┏━━
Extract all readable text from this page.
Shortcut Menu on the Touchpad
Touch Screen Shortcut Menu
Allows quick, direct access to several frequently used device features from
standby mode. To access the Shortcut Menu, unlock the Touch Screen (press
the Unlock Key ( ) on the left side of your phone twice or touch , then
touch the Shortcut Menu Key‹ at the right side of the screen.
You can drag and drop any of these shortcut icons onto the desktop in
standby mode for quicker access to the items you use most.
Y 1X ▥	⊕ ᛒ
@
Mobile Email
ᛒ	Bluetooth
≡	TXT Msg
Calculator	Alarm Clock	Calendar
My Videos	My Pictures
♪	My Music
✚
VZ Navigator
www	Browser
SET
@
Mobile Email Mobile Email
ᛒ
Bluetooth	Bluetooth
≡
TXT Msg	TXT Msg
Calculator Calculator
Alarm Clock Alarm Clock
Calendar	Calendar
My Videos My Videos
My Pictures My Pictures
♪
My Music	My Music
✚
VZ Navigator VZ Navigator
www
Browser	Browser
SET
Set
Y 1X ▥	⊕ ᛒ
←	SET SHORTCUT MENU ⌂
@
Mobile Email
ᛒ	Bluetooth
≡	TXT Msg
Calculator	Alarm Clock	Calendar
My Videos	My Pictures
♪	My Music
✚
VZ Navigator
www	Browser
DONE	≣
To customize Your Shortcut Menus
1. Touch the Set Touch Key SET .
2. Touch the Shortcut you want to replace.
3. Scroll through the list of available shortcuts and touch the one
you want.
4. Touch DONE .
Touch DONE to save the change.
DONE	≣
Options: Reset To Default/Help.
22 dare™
┗━━
◆ **Task to complete**: From the records above, please extract every line and repeat it exactly.

◆ **Response to the task**:
Extract all readable text from this page.
Shortcut Menu on the Touchpad
Touch Screen Shortcut Menu
Allows quick, direct access to several frequently used device features from
standby mode. To access the Shortcut Menu, unlock the Touch Screen (press
the Unlock Key ( ) on the left side of your phone twice or touch , then
touch the Shortcut Menu Key‹ at the right side of the screen.
You can drag and drop any of these shortcut icons onto the desktop in
standby mode for quicker access to the items you use most.
Y 1X ▥	⊕ ᛒ
@
Mobile Email
ᛒ	Bluetooth
≡	TXT Msg
Calculator	Alarm Clock	Calendar
My Videos	My Pictures
♪	My Music
✚
VZ Navigator
www	Browser
SET
@
Mobile Email Mobile Email
ᛒ
Bluetooth	Bluetooth
≡
TXT Msg	TXT Msg
Calculator Calculator
Alarm Clock Alarm Clock
Calendar	Calendar
My Videos My Videos
My Pictures My Pictures
♪
My Music	My Music
✚
VZ Navigator VZ Navigator
www
Browser	Browser
SET
Set
Y 1X ▥	⊕ ᛒ
←	SET SHORTCUT MENU ⌂
@
Mobile Email
ᛒ	Bluetooth
≡	TXT Msg
Calculator	Alarm Clock	Calendar
My Videos	My Pictures
♪	My Music
✚
VZ Navigator
www	Browser
DONE	≣
To customize Your Shortcut Menus
1. Touch the Set Touch Key SET .
2. Touch the Shortcut you want to replace.
3. Scroll through the list of available shortcuts and touch the one
you want.
4. Touch DONE .
Touch DONE to save the change.
DONE	≣
Options: Reset To Default/Help.
22 dare™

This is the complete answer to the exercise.